EXERCISE DIRECTIONS ▸ Extract every line that includes the string "thương".

** START OF DATA LINES **

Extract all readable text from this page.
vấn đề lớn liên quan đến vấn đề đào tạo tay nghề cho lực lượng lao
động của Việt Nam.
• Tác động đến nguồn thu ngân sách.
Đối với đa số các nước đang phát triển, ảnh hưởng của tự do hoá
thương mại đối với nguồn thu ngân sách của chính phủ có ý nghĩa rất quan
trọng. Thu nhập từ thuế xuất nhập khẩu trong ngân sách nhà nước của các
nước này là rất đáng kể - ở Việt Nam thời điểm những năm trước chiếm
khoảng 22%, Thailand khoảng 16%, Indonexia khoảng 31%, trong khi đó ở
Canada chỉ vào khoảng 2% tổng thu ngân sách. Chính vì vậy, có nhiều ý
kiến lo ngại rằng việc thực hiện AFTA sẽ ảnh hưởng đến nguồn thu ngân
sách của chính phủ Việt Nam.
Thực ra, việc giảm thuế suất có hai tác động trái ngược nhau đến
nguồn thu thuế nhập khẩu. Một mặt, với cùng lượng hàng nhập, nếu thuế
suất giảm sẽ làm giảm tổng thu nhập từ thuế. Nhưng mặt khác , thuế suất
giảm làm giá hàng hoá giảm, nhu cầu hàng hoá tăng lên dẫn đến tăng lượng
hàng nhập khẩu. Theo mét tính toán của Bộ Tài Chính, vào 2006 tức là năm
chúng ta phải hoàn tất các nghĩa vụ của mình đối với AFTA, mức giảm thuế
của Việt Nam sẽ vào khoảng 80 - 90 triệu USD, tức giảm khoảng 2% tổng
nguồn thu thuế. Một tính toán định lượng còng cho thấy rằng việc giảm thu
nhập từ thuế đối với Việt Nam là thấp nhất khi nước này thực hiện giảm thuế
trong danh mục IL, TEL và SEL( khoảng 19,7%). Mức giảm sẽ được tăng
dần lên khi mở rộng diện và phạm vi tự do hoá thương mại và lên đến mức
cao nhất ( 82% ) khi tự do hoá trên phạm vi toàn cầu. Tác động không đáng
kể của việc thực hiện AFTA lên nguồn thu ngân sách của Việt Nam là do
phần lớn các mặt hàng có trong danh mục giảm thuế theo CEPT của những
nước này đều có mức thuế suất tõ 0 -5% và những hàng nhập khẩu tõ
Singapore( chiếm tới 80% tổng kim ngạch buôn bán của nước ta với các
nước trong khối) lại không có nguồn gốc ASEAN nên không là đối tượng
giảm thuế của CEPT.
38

** END OF DATA LINES **

PROBLEM SOLUTION ▸
thương mại đối với nguồn thu ngân sách của chính phủ có ý nghĩa rất quan
dần lên khi mở rộng diện và phạm vi tự do hoá thương mại và lên đến mức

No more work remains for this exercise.